製作発表会見でパフォーマンスを披露する吉柳咲良

吉柳咲良(きりゅう・さくら)は第41回ホリプロタレントスカウトキャラバンのグランプリを受賞し、見事10代目ピーターパンに選ばれた逸材。ホリプロスカウトキャラバンのグランプリを受賞し、ピーターパンを演じるのは初代ピーターパンの榊原郁恵以来だという。吉柳は弱冠13歳で、史上最年少タイのピーターパンの誕生となる。会見の冒頭、吉柳が「I'm Flying(アイム・フライング)」を披露した。多くの報道陣と一般観客を前に少し緊張している様子だったが、フレッシュで伸びやかな歌声で、等身大のピーターパンを演じてみせた。

製作発表会見でパフォーマンスを披露する吉柳咲良

パフォーマンスの感想を問われた吉柳は「本当に緊張していたが、裏で共演者の皆さんが『大丈夫だよ、頑張れ』と励ましてくれた。心から楽しんで歌えたと思います」と答えた。どんなピーターパンを演じたいかという質問に対しては「実年齢がピーターとすごく近い。13歳にしかできないピーターパンをやろうと思っています。14歳になったら今のピーターはできないし、15になっても今のピーターはできない。『本当にピーターパンがいる』と小さい子どもに思ってもらえて夢を与えられるような、格好良いピーターを目指して頑張っていきたいと思います」と堂々の挨拶をした。

製作発表会見で話す吉柳咲良

「『ピーターパン』が舞台であるということをこのお話をいただくまで知らなかった」と語る吉柳。「ピーターパンは絵本の中の世界だと思っていたので、舞台版があるとは知らなかったです。そのあとに資料用DVDを見て、すごく感動しました。見ててワクワクしたので、劇場だともっとワクワクするんだと思います。これが初舞台になるんですが、すごく有り難いです」と率直な感想を話し、「今も脚本を読んでいて素晴らしい作品だなと感じます。キャストの皆さんに助けていただきながら、本番までに素敵な作品にできたらなと思います」と語った。

製作発表会見で話す演出の藤田俊太郎

演出を担当するのは、第22回読売演劇大賞を受賞した藤田俊太郎。藤田は「僕が生まれて初めてのミュージカル体験が5歳の時に見た『ピーターパン』でした。その時に見たピーターパンの光と影が忘れられずに、ずっと憧れを持っていました。実は、演出家としてこの『ピーターパン』を演出することは僕の夢でした。本当に嬉しく幸せに思います」と笑顔で語る。

# [提供された記録]
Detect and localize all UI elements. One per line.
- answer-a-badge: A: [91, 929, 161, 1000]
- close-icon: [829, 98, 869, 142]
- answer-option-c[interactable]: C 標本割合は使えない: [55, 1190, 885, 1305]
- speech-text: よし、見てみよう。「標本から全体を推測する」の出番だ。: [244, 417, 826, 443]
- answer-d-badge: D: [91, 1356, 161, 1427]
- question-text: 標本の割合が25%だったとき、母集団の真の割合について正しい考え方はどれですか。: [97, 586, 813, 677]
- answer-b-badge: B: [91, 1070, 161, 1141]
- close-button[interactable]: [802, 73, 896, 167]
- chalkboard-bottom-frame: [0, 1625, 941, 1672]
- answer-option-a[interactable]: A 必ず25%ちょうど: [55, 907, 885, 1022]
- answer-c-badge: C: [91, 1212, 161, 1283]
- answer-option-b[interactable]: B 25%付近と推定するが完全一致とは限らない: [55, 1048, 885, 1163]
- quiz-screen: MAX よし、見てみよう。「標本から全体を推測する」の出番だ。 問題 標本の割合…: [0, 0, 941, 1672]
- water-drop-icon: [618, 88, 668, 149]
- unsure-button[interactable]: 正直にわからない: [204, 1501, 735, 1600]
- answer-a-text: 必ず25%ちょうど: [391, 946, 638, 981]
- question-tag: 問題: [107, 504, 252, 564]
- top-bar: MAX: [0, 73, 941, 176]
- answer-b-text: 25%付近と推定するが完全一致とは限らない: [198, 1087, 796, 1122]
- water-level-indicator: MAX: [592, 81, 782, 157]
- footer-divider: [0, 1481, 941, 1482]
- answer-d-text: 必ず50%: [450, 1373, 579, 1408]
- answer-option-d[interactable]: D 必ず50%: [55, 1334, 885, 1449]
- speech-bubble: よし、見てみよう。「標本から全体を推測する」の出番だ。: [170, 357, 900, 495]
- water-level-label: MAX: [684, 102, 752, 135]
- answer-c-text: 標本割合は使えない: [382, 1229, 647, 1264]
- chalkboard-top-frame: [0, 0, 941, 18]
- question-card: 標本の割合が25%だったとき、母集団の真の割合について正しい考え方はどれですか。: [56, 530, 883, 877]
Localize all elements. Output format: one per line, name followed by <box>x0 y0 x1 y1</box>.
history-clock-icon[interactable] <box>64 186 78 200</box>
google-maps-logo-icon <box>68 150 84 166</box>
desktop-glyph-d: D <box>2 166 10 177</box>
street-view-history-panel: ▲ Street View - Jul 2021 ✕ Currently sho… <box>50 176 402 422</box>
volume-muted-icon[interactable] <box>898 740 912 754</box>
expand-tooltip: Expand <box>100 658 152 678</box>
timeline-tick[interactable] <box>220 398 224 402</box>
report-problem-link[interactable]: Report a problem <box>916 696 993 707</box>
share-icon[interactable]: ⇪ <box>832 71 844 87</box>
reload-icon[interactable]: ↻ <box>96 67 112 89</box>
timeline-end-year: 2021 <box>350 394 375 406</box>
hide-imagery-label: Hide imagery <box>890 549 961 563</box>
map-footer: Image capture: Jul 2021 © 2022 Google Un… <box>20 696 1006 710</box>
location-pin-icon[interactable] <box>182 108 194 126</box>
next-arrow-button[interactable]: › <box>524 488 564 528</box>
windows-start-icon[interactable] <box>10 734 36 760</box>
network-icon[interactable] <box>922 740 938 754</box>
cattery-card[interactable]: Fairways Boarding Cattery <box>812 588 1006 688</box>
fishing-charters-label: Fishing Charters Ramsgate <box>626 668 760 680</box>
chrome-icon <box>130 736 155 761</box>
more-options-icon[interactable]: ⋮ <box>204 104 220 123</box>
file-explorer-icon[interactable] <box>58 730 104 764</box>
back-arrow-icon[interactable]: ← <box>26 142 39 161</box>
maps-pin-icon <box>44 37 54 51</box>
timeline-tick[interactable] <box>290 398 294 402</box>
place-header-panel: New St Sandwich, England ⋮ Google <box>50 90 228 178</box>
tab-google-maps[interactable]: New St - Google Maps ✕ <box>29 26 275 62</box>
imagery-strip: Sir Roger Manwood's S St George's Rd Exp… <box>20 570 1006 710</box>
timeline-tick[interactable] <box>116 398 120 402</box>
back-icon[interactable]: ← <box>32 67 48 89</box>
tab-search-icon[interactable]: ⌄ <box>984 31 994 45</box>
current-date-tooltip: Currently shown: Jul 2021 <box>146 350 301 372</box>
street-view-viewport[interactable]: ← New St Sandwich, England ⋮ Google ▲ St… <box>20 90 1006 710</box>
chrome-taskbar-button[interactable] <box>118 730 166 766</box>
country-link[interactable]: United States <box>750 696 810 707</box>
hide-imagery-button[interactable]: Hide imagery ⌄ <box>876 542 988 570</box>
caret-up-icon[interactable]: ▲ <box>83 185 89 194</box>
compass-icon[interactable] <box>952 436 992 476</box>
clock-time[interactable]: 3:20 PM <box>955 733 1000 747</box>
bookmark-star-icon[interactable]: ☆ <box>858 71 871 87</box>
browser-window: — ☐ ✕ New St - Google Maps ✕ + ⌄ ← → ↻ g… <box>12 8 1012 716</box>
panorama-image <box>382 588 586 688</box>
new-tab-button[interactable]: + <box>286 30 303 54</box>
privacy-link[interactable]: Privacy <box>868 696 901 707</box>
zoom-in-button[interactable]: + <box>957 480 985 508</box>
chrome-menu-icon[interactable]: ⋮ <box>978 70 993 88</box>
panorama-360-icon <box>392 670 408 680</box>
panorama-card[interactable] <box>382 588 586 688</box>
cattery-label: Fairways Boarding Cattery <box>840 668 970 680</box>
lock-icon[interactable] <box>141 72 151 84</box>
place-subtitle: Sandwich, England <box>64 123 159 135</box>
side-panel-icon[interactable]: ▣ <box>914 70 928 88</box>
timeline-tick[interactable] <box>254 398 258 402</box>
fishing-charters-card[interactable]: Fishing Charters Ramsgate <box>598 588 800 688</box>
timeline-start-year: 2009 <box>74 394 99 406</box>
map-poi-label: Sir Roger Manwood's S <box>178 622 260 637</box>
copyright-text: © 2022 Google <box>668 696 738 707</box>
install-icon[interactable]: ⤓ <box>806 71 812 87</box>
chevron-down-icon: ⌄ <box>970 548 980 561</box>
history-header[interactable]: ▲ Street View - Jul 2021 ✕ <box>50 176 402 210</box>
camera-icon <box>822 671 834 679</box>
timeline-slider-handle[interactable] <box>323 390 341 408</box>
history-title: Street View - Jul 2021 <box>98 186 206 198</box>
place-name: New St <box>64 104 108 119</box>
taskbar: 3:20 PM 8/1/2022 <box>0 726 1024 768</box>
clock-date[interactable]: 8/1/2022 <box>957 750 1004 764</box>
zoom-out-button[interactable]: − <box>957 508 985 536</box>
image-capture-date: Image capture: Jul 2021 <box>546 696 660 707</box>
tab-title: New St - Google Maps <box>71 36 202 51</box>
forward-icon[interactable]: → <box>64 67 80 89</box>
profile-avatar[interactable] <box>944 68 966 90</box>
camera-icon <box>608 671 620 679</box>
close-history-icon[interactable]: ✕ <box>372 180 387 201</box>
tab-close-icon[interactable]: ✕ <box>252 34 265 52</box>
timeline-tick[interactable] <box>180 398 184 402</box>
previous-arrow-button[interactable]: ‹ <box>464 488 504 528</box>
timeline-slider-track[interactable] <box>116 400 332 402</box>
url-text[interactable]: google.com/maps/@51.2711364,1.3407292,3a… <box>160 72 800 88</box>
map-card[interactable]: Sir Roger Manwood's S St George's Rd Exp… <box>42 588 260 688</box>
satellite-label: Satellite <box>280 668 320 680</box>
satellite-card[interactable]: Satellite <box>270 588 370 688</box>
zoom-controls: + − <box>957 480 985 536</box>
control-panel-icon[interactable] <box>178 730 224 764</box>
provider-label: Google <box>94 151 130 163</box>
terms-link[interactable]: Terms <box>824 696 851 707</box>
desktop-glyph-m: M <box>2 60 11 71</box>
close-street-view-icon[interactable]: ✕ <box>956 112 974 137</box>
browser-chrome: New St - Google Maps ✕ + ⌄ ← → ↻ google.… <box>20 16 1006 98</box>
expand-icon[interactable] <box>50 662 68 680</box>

# [指示 1]
吉柳咲良のピーターパン製作発表会見の記事を、2文で要約してください。
# [指示 2]
吉柳咲良の会見記事のうち、「製作発表会見で話す演出の藤田俊太郎」から「せに思います」と笑顔で語る。」までの部分を、一字一句変えずに書き出してください。

# [出力全文 1]
第41回ホリプロタレントスカウトキャラバンのグランプリを受賞した13歳の吉柳咲良が10代目ピーターパンに選ばれ、製作発表会見で「I'm Flying」を披露した。吉柳は13歳にしかできない格好良いピーターを目指すと語り、演出の藤田俊太郎は『ピーターパン』を演出することが夢だったと述べた。

# [出力全文 2]
製作発表会見で話す演出の藤田俊太郎

演出を担当するのは、第22回読売演劇大賞を受賞した藤田俊太郎。藤田は「僕が生まれて初めてのミュージカル体験が5歳の時に見た『ピーターパン』でした。その時に見たピーターパンの光と影が忘れられずに、ずっと憧れを持っていました。実は、演出家としてこの『ピーターパン』を演出することは僕の夢でした。本当に嬉しく幸せに思います」と笑顔で語る。